> _Supplied material_:
▬▬▬
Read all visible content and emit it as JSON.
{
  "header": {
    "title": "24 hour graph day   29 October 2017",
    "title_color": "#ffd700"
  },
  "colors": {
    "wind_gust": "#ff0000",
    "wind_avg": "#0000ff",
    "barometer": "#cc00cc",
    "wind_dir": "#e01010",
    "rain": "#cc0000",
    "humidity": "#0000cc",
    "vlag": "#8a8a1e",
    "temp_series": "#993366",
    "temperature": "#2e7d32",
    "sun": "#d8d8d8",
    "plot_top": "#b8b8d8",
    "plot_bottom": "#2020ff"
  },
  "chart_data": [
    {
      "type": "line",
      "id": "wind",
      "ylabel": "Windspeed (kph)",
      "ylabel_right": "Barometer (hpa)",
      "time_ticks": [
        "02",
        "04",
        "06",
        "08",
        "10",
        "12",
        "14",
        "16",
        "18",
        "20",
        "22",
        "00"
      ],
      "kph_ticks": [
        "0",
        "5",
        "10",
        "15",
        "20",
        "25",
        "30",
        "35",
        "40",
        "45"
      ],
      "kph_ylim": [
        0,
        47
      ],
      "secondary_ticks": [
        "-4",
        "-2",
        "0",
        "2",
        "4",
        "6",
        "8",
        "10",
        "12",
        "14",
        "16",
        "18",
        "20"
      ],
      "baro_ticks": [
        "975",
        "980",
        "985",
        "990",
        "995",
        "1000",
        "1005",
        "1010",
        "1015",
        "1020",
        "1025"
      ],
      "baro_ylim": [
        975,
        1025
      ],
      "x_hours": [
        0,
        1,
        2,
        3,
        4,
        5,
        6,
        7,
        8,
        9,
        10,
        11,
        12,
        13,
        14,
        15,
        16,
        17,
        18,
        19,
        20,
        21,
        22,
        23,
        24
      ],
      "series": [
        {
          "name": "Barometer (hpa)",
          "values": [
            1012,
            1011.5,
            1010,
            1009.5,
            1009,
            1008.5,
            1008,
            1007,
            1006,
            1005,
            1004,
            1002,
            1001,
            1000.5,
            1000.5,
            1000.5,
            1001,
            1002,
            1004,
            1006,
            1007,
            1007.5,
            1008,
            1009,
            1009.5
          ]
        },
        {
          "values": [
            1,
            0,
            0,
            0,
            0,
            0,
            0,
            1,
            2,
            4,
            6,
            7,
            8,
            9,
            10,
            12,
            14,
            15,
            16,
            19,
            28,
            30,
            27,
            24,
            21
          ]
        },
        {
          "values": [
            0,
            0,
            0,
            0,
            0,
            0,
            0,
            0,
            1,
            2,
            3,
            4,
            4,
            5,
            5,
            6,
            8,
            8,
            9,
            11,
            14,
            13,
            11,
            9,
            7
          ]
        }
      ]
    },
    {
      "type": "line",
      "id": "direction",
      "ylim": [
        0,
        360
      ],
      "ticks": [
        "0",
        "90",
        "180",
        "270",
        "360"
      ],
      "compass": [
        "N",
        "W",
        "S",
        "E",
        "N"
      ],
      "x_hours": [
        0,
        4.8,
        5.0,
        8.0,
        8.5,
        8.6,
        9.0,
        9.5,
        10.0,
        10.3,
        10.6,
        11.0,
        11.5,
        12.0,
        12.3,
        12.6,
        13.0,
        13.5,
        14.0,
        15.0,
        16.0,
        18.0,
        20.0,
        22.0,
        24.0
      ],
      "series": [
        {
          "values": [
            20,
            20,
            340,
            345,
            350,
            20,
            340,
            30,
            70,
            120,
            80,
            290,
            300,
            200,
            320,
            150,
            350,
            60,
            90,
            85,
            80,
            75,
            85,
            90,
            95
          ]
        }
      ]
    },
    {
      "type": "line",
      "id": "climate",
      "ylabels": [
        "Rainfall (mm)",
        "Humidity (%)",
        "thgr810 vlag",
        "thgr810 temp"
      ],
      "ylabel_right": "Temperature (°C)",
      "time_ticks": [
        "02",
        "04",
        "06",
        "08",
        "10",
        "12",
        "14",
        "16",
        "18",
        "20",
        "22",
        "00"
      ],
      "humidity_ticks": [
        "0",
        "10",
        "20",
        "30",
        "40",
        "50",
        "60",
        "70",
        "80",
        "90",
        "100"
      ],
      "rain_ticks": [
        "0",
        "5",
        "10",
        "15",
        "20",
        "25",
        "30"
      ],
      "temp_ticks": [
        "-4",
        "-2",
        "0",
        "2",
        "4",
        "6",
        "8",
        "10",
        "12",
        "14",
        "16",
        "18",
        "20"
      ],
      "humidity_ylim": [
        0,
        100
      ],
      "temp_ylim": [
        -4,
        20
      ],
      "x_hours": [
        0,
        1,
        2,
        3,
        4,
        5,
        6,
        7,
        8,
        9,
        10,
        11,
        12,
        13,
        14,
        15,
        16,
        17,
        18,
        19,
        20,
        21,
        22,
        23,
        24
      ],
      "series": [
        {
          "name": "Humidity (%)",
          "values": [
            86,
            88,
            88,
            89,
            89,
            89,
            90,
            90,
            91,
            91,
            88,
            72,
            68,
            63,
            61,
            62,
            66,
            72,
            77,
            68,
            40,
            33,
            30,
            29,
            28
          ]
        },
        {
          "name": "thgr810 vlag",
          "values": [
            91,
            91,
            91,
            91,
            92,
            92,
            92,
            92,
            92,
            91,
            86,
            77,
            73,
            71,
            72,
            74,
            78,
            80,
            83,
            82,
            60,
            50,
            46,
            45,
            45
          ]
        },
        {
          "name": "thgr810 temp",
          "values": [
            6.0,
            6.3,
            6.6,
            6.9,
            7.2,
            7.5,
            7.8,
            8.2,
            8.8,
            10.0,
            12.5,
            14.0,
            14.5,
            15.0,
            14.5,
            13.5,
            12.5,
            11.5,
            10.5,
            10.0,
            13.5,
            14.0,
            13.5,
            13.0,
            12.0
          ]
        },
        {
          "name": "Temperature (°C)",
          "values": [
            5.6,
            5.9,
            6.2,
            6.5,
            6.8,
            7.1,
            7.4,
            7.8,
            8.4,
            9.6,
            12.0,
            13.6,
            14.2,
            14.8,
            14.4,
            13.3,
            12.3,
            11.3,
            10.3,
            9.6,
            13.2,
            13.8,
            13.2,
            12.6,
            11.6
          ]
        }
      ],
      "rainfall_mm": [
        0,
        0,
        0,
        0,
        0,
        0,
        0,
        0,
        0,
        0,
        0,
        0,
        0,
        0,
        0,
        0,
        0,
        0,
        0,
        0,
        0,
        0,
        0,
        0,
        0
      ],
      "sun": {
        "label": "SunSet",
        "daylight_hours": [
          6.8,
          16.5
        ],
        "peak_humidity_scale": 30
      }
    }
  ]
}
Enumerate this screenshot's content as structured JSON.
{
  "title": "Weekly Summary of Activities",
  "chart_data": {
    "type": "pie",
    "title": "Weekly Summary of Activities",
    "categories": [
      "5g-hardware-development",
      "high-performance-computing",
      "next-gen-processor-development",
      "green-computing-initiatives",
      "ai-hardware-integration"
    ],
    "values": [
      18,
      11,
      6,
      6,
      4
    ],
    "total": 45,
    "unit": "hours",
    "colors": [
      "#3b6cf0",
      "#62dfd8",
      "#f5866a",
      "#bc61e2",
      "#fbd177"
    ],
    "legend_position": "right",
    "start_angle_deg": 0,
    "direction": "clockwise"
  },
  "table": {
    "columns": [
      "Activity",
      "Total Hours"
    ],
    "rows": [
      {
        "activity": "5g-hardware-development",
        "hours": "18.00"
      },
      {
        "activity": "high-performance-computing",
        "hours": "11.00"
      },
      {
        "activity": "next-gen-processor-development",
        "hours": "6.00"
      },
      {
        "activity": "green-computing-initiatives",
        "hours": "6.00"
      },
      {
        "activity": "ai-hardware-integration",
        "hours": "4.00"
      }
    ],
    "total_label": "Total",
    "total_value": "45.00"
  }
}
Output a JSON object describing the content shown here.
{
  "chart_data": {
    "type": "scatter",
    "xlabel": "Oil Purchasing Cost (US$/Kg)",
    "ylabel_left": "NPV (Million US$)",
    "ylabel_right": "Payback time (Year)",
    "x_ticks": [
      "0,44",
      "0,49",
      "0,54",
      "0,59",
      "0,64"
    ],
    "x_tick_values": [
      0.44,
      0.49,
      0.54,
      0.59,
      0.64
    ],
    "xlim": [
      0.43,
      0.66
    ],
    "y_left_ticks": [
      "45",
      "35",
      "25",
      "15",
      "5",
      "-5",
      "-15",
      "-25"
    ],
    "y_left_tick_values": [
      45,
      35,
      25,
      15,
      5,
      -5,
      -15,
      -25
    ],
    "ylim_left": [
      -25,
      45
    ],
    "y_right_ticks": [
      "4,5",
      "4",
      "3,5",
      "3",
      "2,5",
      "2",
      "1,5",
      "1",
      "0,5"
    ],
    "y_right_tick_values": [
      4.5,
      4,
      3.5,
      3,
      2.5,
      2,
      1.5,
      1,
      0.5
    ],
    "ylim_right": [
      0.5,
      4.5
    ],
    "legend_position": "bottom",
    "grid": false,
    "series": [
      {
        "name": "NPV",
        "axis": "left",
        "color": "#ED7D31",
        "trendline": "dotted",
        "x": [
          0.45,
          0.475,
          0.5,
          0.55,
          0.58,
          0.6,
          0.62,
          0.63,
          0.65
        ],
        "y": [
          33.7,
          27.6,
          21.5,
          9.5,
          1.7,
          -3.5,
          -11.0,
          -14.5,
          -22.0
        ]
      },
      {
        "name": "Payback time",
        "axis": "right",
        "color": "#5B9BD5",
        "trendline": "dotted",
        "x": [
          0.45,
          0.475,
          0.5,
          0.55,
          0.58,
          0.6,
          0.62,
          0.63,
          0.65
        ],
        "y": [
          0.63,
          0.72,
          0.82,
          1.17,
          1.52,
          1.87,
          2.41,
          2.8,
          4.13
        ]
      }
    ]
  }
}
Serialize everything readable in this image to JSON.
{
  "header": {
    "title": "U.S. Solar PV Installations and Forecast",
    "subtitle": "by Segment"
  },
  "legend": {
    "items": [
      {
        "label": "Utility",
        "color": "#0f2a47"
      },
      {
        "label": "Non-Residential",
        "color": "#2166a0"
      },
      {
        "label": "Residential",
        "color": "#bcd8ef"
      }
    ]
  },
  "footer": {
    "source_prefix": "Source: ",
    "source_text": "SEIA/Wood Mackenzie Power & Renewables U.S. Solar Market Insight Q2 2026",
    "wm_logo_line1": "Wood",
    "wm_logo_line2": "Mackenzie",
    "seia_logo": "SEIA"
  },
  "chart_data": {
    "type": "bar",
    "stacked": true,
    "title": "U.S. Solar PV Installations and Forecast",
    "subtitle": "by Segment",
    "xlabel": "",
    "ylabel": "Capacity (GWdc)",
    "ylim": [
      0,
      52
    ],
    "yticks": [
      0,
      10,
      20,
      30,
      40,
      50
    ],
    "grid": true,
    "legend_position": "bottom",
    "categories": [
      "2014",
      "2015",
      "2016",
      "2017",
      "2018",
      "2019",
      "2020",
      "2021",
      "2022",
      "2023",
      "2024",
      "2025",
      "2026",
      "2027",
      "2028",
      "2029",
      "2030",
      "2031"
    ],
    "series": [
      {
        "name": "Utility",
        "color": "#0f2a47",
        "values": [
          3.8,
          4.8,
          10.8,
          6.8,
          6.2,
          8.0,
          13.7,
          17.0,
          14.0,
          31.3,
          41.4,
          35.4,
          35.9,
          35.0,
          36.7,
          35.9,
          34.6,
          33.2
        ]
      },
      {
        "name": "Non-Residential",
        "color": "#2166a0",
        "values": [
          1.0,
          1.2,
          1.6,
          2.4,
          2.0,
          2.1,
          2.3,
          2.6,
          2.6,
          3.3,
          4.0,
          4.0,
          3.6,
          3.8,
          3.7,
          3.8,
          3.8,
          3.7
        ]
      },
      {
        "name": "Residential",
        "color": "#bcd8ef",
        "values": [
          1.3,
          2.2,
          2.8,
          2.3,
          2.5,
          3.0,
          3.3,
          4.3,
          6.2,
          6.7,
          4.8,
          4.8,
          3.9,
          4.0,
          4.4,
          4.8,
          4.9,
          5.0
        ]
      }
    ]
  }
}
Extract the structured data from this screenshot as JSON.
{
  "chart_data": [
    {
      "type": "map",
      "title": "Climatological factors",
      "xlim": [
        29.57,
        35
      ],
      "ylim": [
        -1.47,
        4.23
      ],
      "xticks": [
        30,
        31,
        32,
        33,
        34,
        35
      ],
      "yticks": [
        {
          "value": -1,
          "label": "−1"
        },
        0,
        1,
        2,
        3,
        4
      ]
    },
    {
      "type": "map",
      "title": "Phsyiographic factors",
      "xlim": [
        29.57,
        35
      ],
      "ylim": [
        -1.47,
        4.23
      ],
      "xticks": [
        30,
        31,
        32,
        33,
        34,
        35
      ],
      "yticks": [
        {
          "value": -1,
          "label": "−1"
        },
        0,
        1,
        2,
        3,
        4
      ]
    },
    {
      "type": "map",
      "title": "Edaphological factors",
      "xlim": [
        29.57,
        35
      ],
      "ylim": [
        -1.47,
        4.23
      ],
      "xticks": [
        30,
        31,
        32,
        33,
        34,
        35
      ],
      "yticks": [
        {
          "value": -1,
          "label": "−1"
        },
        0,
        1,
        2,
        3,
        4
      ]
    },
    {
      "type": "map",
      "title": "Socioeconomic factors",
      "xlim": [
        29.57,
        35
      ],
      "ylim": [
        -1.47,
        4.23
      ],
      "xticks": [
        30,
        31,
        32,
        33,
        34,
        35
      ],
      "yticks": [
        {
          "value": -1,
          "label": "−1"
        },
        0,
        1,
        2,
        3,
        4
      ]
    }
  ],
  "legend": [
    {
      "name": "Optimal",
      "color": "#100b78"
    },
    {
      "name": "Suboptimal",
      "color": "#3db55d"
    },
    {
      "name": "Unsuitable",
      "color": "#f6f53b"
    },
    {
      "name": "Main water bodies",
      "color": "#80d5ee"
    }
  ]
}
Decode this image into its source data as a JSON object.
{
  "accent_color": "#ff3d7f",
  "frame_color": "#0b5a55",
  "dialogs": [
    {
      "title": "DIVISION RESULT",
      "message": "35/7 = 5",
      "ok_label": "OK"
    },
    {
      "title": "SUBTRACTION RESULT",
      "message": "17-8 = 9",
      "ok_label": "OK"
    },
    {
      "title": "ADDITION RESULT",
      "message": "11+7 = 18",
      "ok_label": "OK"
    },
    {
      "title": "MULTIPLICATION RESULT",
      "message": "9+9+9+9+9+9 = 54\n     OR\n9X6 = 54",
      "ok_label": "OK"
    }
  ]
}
▬▬▬
> _Task prompt_: Gather from the data above every line with the string "Residential".

> _Exercise solution_:
        "label": "Non-Residential",
        "label": "Residential",
        "name": "Non-Residential",
        "name": "Residential",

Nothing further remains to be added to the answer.